(Records showing where elements appear)
● ● ● ● ●

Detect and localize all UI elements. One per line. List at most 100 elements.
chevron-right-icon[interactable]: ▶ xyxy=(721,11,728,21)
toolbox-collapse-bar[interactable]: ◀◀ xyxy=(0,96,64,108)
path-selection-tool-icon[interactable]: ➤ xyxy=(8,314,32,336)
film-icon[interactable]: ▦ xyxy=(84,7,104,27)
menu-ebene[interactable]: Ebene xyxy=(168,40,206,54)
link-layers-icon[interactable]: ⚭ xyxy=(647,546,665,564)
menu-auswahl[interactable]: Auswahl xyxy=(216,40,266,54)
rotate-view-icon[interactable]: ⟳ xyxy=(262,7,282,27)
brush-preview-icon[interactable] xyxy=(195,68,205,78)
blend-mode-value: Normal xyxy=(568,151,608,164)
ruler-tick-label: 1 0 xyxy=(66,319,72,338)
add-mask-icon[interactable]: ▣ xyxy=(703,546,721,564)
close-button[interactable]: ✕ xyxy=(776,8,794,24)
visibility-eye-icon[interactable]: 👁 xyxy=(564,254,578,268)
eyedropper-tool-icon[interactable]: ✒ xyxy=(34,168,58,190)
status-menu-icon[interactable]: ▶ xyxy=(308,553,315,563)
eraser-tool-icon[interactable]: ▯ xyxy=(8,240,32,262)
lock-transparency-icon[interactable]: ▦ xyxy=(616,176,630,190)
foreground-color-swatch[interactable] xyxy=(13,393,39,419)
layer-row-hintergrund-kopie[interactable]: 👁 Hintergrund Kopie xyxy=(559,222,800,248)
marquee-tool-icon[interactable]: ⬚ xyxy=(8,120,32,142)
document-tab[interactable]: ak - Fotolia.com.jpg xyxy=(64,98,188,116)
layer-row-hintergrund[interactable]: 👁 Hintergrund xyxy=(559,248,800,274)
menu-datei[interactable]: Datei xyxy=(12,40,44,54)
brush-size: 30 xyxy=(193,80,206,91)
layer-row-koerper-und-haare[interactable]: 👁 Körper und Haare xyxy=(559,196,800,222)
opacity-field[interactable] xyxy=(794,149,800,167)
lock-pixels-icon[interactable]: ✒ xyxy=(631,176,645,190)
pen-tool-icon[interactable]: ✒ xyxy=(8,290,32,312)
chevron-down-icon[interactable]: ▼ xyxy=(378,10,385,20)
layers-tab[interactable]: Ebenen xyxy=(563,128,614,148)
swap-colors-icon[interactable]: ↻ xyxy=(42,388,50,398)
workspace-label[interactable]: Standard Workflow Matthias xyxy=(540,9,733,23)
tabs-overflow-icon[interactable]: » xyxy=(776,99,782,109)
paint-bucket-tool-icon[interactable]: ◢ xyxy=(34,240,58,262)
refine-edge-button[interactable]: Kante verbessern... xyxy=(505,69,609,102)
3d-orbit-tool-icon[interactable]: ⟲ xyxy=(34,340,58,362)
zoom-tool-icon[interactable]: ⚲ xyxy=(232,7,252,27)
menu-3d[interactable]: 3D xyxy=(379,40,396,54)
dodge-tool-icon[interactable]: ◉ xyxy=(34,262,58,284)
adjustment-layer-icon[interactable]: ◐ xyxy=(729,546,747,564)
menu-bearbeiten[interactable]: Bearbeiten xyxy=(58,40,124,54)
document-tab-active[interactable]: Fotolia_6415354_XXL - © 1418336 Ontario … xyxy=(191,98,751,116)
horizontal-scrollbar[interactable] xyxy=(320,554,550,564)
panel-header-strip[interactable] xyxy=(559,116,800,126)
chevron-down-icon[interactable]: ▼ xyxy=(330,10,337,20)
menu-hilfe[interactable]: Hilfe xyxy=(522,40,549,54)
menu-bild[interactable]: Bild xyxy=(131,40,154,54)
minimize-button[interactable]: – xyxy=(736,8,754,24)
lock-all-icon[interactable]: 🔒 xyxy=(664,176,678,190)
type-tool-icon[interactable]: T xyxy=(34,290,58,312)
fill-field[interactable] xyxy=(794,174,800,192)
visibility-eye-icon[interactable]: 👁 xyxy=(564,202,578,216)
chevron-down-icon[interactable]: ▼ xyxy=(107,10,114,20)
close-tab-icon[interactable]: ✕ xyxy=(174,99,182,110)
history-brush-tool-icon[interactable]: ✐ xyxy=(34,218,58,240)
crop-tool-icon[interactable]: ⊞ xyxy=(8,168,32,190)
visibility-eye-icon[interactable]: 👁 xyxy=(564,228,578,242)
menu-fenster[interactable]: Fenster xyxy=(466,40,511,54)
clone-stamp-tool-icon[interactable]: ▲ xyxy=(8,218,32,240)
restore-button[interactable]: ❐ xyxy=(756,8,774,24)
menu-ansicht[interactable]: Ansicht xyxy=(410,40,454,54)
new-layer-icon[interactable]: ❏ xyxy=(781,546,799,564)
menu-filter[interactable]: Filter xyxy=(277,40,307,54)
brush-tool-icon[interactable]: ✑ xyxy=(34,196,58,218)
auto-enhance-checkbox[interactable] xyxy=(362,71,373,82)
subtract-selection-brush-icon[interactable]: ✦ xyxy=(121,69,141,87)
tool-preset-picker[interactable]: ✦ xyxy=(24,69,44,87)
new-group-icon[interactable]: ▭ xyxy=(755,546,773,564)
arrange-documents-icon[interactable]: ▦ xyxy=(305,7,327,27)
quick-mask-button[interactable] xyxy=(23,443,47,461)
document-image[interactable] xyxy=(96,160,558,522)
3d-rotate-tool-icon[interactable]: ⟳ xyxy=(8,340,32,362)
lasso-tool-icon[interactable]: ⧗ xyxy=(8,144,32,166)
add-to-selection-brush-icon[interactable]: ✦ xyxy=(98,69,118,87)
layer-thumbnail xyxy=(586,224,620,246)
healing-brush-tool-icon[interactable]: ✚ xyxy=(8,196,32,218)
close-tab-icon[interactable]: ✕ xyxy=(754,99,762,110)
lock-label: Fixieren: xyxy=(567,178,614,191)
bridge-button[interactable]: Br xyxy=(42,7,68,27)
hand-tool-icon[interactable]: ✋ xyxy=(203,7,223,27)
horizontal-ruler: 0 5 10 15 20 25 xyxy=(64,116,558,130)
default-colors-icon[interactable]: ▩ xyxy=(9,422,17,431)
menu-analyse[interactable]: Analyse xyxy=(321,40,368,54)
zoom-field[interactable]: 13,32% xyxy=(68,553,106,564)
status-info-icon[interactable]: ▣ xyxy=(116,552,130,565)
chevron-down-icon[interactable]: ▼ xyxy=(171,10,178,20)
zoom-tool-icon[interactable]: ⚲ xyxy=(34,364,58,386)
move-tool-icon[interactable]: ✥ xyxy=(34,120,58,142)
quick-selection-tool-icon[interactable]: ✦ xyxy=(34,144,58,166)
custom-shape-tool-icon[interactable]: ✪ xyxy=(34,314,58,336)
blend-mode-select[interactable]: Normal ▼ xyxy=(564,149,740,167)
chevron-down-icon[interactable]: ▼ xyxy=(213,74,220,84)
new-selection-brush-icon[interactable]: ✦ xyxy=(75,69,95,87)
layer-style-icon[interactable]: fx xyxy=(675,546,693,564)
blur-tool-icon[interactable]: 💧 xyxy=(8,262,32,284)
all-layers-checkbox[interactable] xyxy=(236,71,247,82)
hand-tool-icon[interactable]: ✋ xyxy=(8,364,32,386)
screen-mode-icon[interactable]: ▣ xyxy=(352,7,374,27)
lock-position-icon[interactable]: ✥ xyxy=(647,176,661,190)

● ● ● ● ●

### Exercise details
Arrange the lines of every entry above as a numbered list, omitting any blank lines.

### Output for this exercise
1. Detect and localize all UI elements. One per line. List at most 100 elements.
2. chevron-right-icon[interactable]: ▶ xyxy=(721,11,728,21)
3. toolbox-collapse-bar[interactable]: ◀◀ xyxy=(0,96,64,108)
4. path-selection-tool-icon[interactable]: ➤ xyxy=(8,314,32,336)
5. film-icon[interactable]: ▦ xyxy=(84,7,104,27)
6. menu-ebene[interactable]: Ebene xyxy=(168,40,206,54)
7. link-layers-icon[interactable]: ⚭ xyxy=(647,546,665,564)
8. menu-auswahl[interactable]: Auswahl xyxy=(216,40,266,54)
9. rotate-view-icon[interactable]: ⟳ xyxy=(262,7,282,27)
10. brush-preview-icon[interactable] xyxy=(195,68,205,78)
11. blend-mode-value: Normal xyxy=(568,151,608,164)
12. ruler-tick-label: 1 0 xyxy=(66,319,72,338)
13. add-mask-icon[interactable]: ▣ xyxy=(703,546,721,564)
14. close-button[interactable]: ✕ xyxy=(776,8,794,24)
15. visibility-eye-icon[interactable]: 👁 xyxy=(564,254,578,268)
16. eyedropper-tool-icon[interactable]: ✒ xyxy=(34,168,58,190)
17. status-menu-icon[interactable]: ▶ xyxy=(308,553,315,563)
18. eraser-tool-icon[interactable]: ▯ xyxy=(8,240,32,262)
19. lock-transparency-icon[interactable]: ▦ xyxy=(616,176,630,190)
20. foreground-color-swatch[interactable] xyxy=(13,393,39,419)
21. layer-row-hintergrund-kopie[interactable]: 👁 Hintergrund Kopie xyxy=(559,222,800,248)
22. marquee-tool-icon[interactable]: ⬚ xyxy=(8,120,32,142)
23. document-tab[interactable]: ak - Fotolia.com.jpg xyxy=(64,98,188,116)
24. layer-row-hintergrund[interactable]: 👁 Hintergrund xyxy=(559,248,800,274)
25. menu-datei[interactable]: Datei xyxy=(12,40,44,54)
26. brush-size: 30 xyxy=(193,80,206,91)
27. layer-row-koerper-und-haare[interactable]: 👁 Körper und Haare xyxy=(559,196,800,222)
28. opacity-field[interactable] xyxy=(794,149,800,167)
29. lock-pixels-icon[interactable]: ✒ xyxy=(631,176,645,190)
30. pen-tool-icon[interactable]: ✒ xyxy=(8,290,32,312)
31. chevron-down-icon[interactable]: ▼ xyxy=(378,10,385,20)
32. layers-tab[interactable]: Ebenen xyxy=(563,128,614,148)
33. swap-colors-icon[interactable]: ↻ xyxy=(42,388,50,398)
34. workspace-label[interactable]: Standard Workflow Matthias xyxy=(540,9,733,23)
35. tabs-overflow-icon[interactable]: » xyxy=(776,99,782,109)
36. paint-bucket-tool-icon[interactable]: ◢ xyxy=(34,240,58,262)
37. refine-edge-button[interactable]: Kante verbessern... xyxy=(505,69,609,102)
38. 3d-orbit-tool-icon[interactable]: ⟲ xyxy=(34,340,58,362)
39. zoom-tool-icon[interactable]: ⚲ xyxy=(232,7,252,27)
40. menu-3d[interactable]: 3D xyxy=(379,40,396,54)
41. dodge-tool-icon[interactable]: ◉ xyxy=(34,262,58,284)
42. adjustment-layer-icon[interactable]: ◐ xyxy=(729,546,747,564)
43. menu-bearbeiten[interactable]: Bearbeiten xyxy=(58,40,124,54)
44. document-tab-active[interactable]: Fotolia_6415354_XXL - © 1418336 Ontario … xyxy=(191,98,751,116)
45. horizontal-scrollbar[interactable] xyxy=(320,554,550,564)
46. panel-header-strip[interactable] xyxy=(559,116,800,126)
47. chevron-down-icon[interactable]: ▼ xyxy=(330,10,337,20)
48. menu-hilfe[interactable]: Hilfe xyxy=(522,40,549,54)
49. menu-bild[interactable]: Bild xyxy=(131,40,154,54)
50. minimize-button[interactable]: – xyxy=(736,8,754,24)
51. lock-all-icon[interactable]: 🔒 xyxy=(664,176,678,190)
52. type-tool-icon[interactable]: T xyxy=(34,290,58,312)
53. fill-field[interactable] xyxy=(794,174,800,192)
54. visibility-eye-icon[interactable]: 👁 xyxy=(564,202,578,216)
55. chevron-down-icon[interactable]: ▼ xyxy=(107,10,114,20)
56. close-tab-icon[interactable]: ✕ xyxy=(174,99,182,110)
57. history-brush-tool-icon[interactable]: ✐ xyxy=(34,218,58,240)
58. crop-tool-icon[interactable]: ⊞ xyxy=(8,168,32,190)
59. visibility-eye-icon[interactable]: 👁 xyxy=(564,228,578,242)
60. menu-fenster[interactable]: Fenster xyxy=(466,40,511,54)
61. clone-stamp-tool-icon[interactable]: ▲ xyxy=(8,218,32,240)
62. restore-button[interactable]: ❐ xyxy=(756,8,774,24)
63. menu-ansicht[interactable]: Ansicht xyxy=(410,40,454,54)
64. new-layer-icon[interactable]: ❏ xyxy=(781,546,799,564)
65. menu-filter[interactable]: Filter xyxy=(277,40,307,54)
66. brush-tool-icon[interactable]: ✑ xyxy=(34,196,58,218)
67. auto-enhance-checkbox[interactable] xyxy=(362,71,373,82)
68. subtract-selection-brush-icon[interactable]: ✦ xyxy=(121,69,141,87)
69. tool-preset-picker[interactable]: ✦ xyxy=(24,69,44,87)
70. new-group-icon[interactable]: ▭ xyxy=(755,546,773,564)
71. arrange-documents-icon[interactable]: ▦ xyxy=(305,7,327,27)
72. quick-mask-button[interactable] xyxy=(23,443,47,461)
73. document-image[interactable] xyxy=(96,160,558,522)
74. 3d-rotate-tool-icon[interactable]: ⟳ xyxy=(8,340,32,362)
75. lasso-tool-icon[interactable]: ⧗ xyxy=(8,144,32,166)
76. add-to-selection-brush-icon[interactable]: ✦ xyxy=(98,69,118,87)
77. layer-thumbnail xyxy=(586,224,620,246)
78. healing-brush-tool-icon[interactable]: ✚ xyxy=(8,196,32,218)
79. close-tab-icon[interactable]: ✕ xyxy=(754,99,762,110)
80. lock-label: Fixieren: xyxy=(567,178,614,191)
81. bridge-button[interactable]: Br xyxy=(42,7,68,27)
82. hand-tool-icon[interactable]: ✋ xyxy=(203,7,223,27)
83. horizontal-ruler: 0 5 10 15 20 25 xyxy=(64,116,558,130)
84. default-colors-icon[interactable]: ▩ xyxy=(9,422,17,431)
85. menu-analyse[interactable]: Analyse xyxy=(321,40,368,54)
86. zoom-field[interactable]: 13,32% xyxy=(68,553,106,564)
87. status-info-icon[interactable]: ▣ xyxy=(116,552,130,565)
88. chevron-down-icon[interactable]: ▼ xyxy=(171,10,178,20)
89. zoom-tool-icon[interactable]: ⚲ xyxy=(34,364,58,386)
90. move-tool-icon[interactable]: ✥ xyxy=(34,120,58,142)
91. quick-selection-tool-icon[interactable]: ✦ xyxy=(34,144,58,166)
92. custom-shape-tool-icon[interactable]: ✪ xyxy=(34,314,58,336)
93. blend-mode-select[interactable]: Normal ▼ xyxy=(564,149,740,167)
94. chevron-down-icon[interactable]: ▼ xyxy=(213,74,220,84)
95. new-selection-brush-icon[interactable]: ✦ xyxy=(75,69,95,87)
96. layer-style-icon[interactable]: fx xyxy=(675,546,693,564)
97. blur-tool-icon[interactable]: 💧 xyxy=(8,262,32,284)
98. all-layers-checkbox[interactable] xyxy=(236,71,247,82)
99. hand-tool-icon[interactable]: ✋ xyxy=(8,364,32,386)
100. screen-mode-icon[interactable]: ▣ xyxy=(352,7,374,27)
101. lock-position-icon[interactable]: ✥ xyxy=(647,176,661,190)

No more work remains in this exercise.